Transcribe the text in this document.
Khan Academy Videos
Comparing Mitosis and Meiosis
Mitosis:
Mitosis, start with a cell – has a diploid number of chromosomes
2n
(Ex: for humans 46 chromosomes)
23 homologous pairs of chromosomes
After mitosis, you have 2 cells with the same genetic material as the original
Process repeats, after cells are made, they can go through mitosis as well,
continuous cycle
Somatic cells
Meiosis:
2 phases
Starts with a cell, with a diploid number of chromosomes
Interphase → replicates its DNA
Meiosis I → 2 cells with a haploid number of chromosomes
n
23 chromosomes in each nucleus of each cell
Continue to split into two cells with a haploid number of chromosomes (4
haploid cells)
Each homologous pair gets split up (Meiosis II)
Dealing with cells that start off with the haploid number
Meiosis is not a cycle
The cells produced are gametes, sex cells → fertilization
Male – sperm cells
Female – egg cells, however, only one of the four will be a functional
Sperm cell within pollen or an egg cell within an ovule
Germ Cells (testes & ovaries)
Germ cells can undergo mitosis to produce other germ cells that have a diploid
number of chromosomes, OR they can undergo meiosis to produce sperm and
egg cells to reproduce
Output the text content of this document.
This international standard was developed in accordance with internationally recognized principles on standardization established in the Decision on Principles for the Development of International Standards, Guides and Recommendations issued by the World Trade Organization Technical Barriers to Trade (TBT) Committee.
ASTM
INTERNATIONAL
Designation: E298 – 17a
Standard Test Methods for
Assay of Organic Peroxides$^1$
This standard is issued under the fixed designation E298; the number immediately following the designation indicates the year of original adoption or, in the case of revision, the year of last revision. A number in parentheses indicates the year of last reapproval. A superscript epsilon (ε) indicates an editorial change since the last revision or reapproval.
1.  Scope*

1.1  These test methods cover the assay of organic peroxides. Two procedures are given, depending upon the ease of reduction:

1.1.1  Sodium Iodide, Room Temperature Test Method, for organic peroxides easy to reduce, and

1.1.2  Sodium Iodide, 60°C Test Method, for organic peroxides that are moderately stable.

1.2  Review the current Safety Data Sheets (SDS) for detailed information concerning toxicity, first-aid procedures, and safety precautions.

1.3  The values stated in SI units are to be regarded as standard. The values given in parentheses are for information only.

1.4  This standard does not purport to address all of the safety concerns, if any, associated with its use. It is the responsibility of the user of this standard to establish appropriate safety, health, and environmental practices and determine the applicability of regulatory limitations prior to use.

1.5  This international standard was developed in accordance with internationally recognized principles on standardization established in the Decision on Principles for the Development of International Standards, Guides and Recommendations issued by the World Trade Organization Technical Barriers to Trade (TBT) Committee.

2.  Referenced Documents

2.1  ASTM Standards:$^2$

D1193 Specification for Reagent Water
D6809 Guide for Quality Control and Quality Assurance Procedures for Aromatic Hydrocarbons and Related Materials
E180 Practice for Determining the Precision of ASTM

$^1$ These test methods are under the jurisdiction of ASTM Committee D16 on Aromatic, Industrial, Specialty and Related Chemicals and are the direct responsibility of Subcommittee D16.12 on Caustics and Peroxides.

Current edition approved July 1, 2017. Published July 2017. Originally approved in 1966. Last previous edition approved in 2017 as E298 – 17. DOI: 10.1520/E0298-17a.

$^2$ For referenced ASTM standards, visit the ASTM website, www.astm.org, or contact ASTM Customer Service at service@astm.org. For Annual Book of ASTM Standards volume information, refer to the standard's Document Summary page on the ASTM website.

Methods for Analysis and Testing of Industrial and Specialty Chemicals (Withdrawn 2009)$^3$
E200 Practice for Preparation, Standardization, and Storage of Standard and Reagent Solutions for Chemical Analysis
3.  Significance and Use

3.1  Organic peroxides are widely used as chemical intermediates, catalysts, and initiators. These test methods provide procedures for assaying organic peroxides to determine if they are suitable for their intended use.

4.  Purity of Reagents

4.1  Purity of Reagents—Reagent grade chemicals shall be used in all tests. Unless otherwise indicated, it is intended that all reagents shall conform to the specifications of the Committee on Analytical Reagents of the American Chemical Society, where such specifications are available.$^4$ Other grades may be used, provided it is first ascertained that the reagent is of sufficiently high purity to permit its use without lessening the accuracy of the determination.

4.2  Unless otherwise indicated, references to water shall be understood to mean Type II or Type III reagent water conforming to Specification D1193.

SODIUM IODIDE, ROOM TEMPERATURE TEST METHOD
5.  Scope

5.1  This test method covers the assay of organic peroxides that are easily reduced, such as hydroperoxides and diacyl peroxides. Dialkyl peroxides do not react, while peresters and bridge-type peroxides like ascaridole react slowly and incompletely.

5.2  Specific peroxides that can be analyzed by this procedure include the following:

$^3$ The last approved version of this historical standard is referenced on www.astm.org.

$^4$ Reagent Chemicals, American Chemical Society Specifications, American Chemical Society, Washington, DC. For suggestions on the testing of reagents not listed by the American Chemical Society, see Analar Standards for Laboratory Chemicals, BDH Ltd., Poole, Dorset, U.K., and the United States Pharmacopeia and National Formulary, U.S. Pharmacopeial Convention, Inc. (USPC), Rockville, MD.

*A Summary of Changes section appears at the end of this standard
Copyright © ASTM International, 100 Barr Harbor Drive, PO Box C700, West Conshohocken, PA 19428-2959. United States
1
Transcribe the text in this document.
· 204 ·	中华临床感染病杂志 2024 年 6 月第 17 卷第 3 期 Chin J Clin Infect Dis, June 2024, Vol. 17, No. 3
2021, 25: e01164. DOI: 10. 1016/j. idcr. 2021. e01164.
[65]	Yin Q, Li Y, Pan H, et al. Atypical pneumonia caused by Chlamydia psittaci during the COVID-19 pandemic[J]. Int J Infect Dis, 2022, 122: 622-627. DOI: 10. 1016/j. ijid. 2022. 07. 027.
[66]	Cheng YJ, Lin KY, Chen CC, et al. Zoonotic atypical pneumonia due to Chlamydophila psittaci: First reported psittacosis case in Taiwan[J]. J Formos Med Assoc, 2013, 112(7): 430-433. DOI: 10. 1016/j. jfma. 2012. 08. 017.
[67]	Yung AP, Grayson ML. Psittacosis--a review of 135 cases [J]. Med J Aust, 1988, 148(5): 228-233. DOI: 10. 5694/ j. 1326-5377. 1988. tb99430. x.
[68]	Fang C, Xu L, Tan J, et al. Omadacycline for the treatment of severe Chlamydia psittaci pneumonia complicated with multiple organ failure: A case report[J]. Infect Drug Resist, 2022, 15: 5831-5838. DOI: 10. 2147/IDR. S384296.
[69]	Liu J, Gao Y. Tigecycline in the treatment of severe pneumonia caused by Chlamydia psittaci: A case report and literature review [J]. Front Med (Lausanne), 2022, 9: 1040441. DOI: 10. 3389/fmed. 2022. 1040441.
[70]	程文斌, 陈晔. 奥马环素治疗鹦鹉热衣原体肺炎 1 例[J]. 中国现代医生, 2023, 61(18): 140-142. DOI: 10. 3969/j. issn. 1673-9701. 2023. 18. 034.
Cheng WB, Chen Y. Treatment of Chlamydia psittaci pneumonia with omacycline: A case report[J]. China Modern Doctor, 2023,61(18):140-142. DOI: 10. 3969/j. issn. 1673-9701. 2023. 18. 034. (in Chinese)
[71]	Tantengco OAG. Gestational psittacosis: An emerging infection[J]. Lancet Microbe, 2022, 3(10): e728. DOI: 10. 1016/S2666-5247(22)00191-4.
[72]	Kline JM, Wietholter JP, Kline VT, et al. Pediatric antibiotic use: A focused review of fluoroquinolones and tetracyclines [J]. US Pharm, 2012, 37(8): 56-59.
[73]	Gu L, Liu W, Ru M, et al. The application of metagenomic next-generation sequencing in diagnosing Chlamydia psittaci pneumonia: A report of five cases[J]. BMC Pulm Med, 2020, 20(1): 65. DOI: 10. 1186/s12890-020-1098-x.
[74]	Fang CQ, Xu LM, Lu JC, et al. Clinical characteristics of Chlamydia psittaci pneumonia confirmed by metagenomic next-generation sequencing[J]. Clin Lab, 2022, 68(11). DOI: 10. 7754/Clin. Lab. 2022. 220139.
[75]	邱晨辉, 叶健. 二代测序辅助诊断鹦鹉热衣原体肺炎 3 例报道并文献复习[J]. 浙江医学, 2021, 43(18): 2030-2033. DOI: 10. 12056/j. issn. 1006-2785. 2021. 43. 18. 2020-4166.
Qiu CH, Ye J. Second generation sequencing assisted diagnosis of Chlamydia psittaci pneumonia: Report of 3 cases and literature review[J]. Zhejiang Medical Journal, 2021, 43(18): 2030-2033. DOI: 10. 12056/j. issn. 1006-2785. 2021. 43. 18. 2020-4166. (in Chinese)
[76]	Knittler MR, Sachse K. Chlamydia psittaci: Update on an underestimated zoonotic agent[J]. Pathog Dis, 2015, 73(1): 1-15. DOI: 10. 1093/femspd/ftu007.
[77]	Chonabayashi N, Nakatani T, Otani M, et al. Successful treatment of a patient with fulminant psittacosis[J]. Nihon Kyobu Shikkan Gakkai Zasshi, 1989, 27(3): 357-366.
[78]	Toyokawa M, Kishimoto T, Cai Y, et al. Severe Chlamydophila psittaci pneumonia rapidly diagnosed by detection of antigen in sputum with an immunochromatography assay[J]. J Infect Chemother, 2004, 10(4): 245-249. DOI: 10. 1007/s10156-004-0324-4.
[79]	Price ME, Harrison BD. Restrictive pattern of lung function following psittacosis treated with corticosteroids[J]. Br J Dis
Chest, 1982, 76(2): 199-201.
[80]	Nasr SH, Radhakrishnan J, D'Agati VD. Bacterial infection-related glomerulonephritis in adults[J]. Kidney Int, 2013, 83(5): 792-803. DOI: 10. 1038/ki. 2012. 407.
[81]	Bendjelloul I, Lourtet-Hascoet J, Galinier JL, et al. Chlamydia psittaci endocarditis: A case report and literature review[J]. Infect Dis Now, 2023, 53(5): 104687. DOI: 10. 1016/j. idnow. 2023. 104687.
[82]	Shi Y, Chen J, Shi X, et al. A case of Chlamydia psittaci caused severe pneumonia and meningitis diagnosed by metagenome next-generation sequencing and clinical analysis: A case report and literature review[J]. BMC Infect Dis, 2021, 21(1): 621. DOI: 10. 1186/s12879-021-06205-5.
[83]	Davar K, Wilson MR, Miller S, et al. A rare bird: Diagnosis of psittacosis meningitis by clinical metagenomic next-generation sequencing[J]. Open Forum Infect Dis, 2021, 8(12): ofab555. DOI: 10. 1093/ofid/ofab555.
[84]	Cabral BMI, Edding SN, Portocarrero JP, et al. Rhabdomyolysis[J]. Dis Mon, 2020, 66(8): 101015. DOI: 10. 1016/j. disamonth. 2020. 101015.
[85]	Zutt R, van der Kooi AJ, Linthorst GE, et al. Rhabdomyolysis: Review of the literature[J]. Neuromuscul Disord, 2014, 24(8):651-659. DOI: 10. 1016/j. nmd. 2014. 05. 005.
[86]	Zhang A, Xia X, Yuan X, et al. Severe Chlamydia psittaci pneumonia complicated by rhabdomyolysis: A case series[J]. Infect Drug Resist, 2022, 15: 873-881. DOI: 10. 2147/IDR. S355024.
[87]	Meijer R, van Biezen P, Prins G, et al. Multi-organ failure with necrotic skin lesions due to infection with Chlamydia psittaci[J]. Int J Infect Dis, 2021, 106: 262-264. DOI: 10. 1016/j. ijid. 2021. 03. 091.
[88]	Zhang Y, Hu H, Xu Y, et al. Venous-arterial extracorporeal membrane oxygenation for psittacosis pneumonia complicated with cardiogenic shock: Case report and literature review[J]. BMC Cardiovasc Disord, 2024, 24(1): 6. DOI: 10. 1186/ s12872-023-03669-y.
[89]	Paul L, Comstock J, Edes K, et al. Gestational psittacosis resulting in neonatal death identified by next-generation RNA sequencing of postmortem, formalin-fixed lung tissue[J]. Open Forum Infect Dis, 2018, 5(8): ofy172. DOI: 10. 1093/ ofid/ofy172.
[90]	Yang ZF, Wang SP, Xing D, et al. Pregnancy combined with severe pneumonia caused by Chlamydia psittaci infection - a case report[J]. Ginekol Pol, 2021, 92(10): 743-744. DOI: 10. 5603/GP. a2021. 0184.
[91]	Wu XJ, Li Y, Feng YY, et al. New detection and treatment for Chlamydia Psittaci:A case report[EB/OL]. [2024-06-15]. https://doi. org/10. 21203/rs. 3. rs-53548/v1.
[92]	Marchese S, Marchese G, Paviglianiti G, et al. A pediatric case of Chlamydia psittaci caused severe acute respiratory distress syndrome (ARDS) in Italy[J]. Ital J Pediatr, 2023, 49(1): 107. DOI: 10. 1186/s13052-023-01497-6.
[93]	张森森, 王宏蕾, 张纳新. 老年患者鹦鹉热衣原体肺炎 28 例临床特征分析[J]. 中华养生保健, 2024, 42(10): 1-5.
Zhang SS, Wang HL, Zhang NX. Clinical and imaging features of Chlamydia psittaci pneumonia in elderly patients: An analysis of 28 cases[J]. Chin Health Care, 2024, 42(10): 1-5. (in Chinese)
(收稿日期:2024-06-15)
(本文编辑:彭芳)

Aim of the exercise => Select all lines in the listing that include the word "approved".

Solved problem =>
Current edition approved July 1, 2017. Published July 2017. Originally approved in 1966. Last previous edition approved in 2017 as E298 – 17. DOI: 10.1520/E0298-17a.
$^3$ The last approved version of this historical standard is referenced on www.astm.org.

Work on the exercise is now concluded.